:: What you are asked to do ::
Copy the lines holding the word "JSON", all of them.

:: Entries ::
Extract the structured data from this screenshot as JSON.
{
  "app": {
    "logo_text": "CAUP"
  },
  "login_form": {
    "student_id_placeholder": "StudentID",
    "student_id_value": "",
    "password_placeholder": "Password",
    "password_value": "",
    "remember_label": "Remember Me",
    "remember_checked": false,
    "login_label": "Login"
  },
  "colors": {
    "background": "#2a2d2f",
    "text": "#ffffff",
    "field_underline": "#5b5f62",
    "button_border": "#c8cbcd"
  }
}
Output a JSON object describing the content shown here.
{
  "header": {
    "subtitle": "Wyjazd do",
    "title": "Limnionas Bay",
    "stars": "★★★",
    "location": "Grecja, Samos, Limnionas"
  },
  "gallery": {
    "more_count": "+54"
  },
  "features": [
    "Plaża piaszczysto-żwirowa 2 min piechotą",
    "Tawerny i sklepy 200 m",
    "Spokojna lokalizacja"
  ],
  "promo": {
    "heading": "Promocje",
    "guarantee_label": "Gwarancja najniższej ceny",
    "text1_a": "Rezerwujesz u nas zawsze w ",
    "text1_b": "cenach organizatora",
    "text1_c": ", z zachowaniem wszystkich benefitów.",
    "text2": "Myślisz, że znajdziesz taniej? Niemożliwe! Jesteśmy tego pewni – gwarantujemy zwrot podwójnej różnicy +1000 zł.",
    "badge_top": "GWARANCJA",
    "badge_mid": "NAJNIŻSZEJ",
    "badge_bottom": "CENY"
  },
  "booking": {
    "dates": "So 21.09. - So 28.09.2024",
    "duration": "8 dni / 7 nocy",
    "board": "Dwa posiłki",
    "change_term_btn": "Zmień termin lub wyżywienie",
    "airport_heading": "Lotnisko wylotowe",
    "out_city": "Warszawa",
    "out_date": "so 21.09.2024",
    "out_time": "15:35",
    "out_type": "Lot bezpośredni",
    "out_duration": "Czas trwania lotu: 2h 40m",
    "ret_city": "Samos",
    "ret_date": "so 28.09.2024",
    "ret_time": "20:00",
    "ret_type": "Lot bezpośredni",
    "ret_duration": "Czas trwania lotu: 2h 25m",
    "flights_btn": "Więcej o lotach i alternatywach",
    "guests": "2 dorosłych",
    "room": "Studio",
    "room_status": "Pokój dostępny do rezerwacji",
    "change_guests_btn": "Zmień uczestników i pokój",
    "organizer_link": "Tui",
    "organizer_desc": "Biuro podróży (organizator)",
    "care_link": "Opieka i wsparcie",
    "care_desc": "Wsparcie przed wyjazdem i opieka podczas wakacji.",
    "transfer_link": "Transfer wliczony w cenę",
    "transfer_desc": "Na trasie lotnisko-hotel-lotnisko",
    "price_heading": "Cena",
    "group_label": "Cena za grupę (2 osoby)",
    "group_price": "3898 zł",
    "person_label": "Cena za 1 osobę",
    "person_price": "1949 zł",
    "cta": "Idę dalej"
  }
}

:: The response ::
Extract the structured data from this screenshot as JSON.
Output a JSON object describing the content shown here.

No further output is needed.